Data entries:
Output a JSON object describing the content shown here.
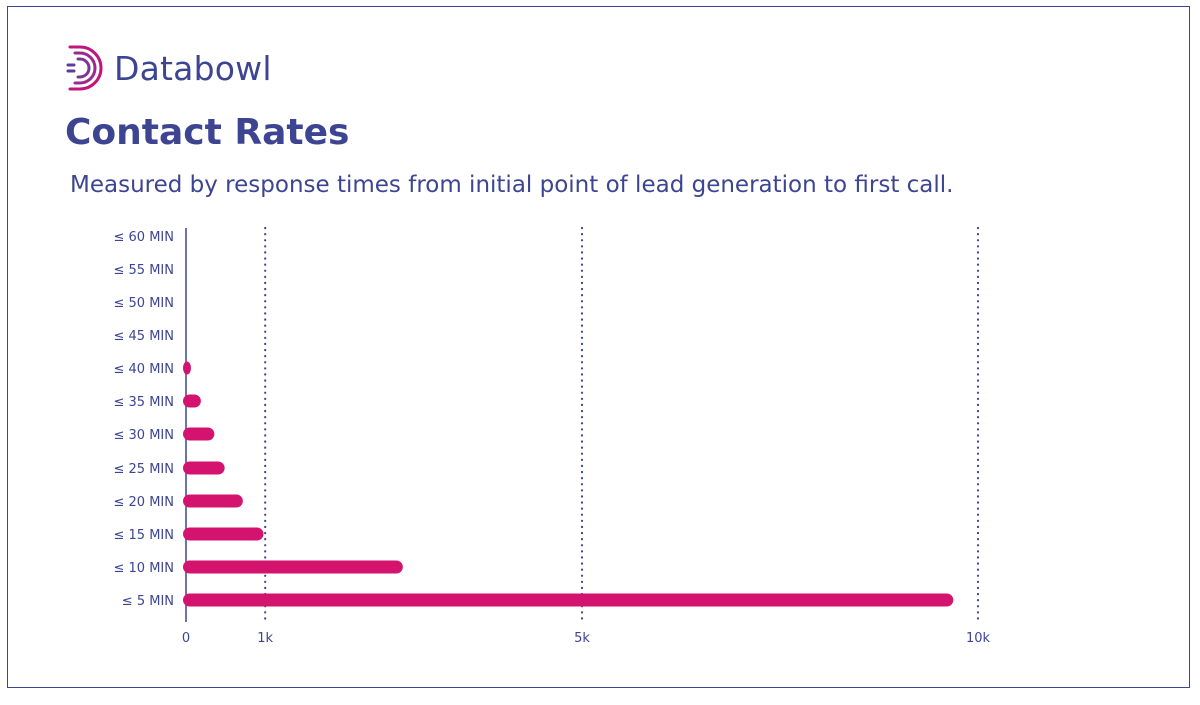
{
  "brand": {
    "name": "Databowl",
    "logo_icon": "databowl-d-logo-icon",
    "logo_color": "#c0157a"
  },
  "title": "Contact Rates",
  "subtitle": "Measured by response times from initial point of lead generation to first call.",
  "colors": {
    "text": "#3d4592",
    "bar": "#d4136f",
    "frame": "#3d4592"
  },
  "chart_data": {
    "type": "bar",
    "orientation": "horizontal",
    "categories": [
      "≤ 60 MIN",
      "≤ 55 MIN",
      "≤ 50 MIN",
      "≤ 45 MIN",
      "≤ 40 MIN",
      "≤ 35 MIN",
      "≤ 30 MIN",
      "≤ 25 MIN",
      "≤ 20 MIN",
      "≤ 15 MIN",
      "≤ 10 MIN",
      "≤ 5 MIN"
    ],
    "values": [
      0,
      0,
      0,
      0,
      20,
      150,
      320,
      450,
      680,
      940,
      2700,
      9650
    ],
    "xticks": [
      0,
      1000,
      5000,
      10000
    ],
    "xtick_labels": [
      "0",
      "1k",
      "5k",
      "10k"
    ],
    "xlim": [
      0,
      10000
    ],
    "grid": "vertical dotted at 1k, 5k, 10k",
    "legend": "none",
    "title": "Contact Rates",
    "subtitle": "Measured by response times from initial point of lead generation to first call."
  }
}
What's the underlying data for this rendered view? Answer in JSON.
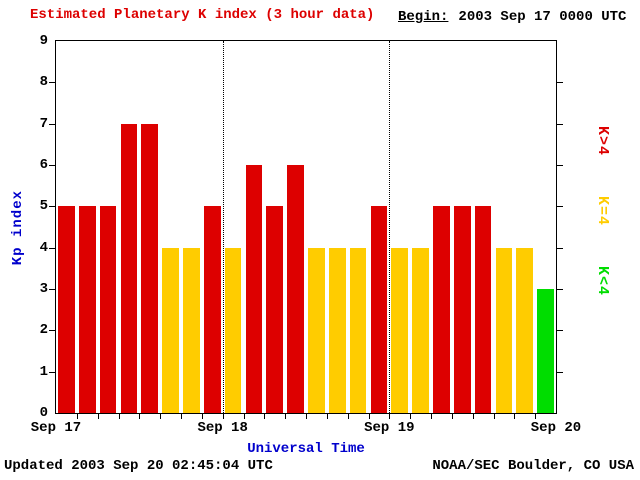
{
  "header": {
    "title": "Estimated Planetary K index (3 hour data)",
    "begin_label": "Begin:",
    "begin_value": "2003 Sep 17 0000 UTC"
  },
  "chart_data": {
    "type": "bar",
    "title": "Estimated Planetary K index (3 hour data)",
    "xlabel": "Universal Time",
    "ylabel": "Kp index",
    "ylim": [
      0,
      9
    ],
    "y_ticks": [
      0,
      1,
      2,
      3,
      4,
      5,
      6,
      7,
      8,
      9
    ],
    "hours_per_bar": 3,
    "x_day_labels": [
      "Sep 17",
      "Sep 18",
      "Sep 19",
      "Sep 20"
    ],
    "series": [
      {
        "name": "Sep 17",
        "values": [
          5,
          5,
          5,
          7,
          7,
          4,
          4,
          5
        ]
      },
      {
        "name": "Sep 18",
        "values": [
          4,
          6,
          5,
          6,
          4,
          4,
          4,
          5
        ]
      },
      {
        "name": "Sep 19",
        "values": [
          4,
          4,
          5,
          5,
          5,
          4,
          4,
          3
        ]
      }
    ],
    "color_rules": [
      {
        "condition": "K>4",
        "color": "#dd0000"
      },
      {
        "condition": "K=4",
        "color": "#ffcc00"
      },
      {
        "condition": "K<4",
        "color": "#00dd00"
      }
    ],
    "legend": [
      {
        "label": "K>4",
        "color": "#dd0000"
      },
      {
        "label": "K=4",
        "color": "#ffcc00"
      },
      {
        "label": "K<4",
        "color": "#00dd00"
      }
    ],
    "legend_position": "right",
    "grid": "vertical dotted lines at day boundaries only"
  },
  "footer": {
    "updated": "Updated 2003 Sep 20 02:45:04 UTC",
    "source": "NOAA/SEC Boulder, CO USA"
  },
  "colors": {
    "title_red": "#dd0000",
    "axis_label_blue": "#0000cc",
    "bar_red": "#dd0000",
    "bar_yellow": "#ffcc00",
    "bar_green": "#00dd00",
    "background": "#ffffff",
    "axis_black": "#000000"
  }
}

§ WORK TO BE COMPLETED
Every entry above needs to be retyped exactly; drop the pictures.

§ ANSWER TO THE TASK
Output a JSON object describing the content shown here.
{
  "brand": {
    "name": "Databowl",
    "logo_icon": "databowl-d-logo-icon",
    "logo_color": "#c0157a"
  },
  "title": "Contact Rates",
  "subtitle": "Measured by response times from initial point of lead generation to first call.",
  "colors": {
    "text": "#3d4592",
    "bar": "#d4136f",
    "frame": "#3d4592"
  },
  "chart_data": {
    "type": "bar",
    "orientation": "horizontal",
    "categories": [
      "≤ 60 MIN",
      "≤ 55 MIN",
      "≤ 50 MIN",
      "≤ 45 MIN",
      "≤ 40 MIN",
      "≤ 35 MIN",
      "≤ 30 MIN",
      "≤ 25 MIN",
      "≤ 20 MIN",
      "≤ 15 MIN",
      "≤ 10 MIN",
      "≤ 5 MIN"
    ],
    "values": [
      0,
      0,
      0,
      0,
      20,
      150,
      320,
      450,
      680,
      940,
      2700,
      9650
    ],
    "xticks": [
      0,
      1000,
      5000,
      10000
    ],
    "xtick_labels": [
      "0",
      "1k",
      "5k",
      "10k"
    ],
    "xlim": [
      0,
      10000
    ],
    "grid": "vertical dotted at 1k, 5k, 10k",
    "legend": "none",
    "title": "Contact Rates",
    "subtitle": "Measured by response times from initial point of lead generation to first call."
  }
}
What's the underlying data for this rendered view? Answer in JSON.
{
  "header": {
    "title": "Estimated Planetary K index (3 hour data)",
    "begin_label": "Begin:",
    "begin_value": "2003 Sep 17 0000 UTC"
  },
  "chart_data": {
    "type": "bar",
    "title": "Estimated Planetary K index (3 hour data)",
    "xlabel": "Universal Time",
    "ylabel": "Kp index",
    "ylim": [
      0,
      9
    ],
    "y_ticks": [
      0,
      1,
      2,
      3,
      4,
      5,
      6,
      7,
      8,
      9
    ],
    "hours_per_bar": 3,
    "x_day_labels": [
      "Sep 17",
      "Sep 18",
      "Sep 19",
      "Sep 20"
    ],
    "series": [
      {
        "name": "Sep 17",
        "values": [
          5,
          5,
          5,
          7,
          7,
          4,
          4,
          5
        ]
      },
      {
        "name": "Sep 18",
        "values": [
          4,
          6,
          5,
          6,
          4,
          4,
          4,
          5
        ]
      },
      {
        "name": "Sep 19",
        "values": [
          4,
          4,
          5,
          5,
          5,
          4,
          4,
          3
        ]
      }
    ],
    "color_rules": [
      {
        "condition": "K>4",
        "color": "#dd0000"
      },
      {
        "condition": "K=4",
        "color": "#ffcc00"
      },
      {
        "condition": "K<4",
        "color": "#00dd00"
      }
    ],
    "legend": [
      {
        "label": "K>4",
        "color": "#dd0000"
      },
      {
        "label": "K=4",
        "color": "#ffcc00"
      },
      {
        "label": "K<4",
        "color": "#00dd00"
      }
    ],
    "legend_position": "right",
    "grid": "vertical dotted lines at day boundaries only"
  },
  "footer": {
    "updated": "Updated 2003 Sep 20 02:45:04 UTC",
    "source": "NOAA/SEC Boulder, CO USA"
  },
  "colors": {
    "title_red": "#dd0000",
    "axis_label_blue": "#0000cc",
    "bar_red": "#dd0000",
    "bar_yellow": "#ffcc00",
    "bar_green": "#00dd00",
    "background": "#ffffff",
    "axis_black": "#000000"
  }
}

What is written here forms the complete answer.